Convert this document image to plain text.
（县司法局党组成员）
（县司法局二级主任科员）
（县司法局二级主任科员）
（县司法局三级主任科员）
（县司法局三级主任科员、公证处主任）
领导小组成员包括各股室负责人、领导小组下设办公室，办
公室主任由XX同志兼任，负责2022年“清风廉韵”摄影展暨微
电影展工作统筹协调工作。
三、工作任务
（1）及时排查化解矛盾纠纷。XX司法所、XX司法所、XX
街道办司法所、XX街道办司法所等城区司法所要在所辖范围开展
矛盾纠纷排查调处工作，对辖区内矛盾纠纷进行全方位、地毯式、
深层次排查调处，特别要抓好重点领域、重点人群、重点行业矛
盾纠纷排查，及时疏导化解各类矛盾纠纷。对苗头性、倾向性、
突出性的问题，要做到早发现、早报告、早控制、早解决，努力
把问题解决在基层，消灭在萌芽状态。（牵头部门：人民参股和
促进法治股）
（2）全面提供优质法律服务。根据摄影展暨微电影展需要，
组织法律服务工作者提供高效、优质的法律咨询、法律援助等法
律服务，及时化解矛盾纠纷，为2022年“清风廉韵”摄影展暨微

^^^^^^^^

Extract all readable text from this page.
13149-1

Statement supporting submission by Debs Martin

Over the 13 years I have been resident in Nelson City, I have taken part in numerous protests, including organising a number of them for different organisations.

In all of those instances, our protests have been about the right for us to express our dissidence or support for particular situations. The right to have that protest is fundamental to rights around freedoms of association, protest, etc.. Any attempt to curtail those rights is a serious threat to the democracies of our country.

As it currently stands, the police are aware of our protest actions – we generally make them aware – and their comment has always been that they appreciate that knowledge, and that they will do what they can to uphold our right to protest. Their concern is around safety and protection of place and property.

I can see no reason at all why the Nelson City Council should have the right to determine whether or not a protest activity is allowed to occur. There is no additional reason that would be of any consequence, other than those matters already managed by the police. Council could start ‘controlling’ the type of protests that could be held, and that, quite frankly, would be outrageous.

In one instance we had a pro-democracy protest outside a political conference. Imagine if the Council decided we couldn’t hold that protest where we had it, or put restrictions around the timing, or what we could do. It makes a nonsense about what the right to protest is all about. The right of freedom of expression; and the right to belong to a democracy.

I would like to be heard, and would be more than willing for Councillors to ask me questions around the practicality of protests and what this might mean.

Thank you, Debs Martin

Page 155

^^^^^^^^

### STATED PROBLEM
Pick out each line in the material containing "right".

### OUTPUT
In all of those instances, our protests have been about the right for us to express our dissidence or support for particular situations. The right to have that protest is fundamental to rights around freedoms of association, protest, etc.. Any attempt to curtail those rights is a serious threat to the democracies of our country.
As it currently stands, the police are aware of our protest actions – we generally make them aware – and their comment has always been that they appreciate that knowledge, and that they will do what they can to uphold our right to protest. Their concern is around safety and protection of place and property.
I can see no reason at all why the Nelson City Council should have the right to determine whether or not a protest activity is allowed to occur. There is no additional reason that would be of any consequence, other than those matters already managed by the police. Council could start ‘controlling’ the type of protests that could be held, and that, quite frankly, would be outrageous.
In one instance we had a pro-democracy protest outside a political conference. Imagine if the Council decided we couldn’t hold that protest where we had it, or put restrictions around the timing, or what we could do. It makes a nonsense about what the right to protest is all about. The right of freedom of expression; and the right to belong to a democracy.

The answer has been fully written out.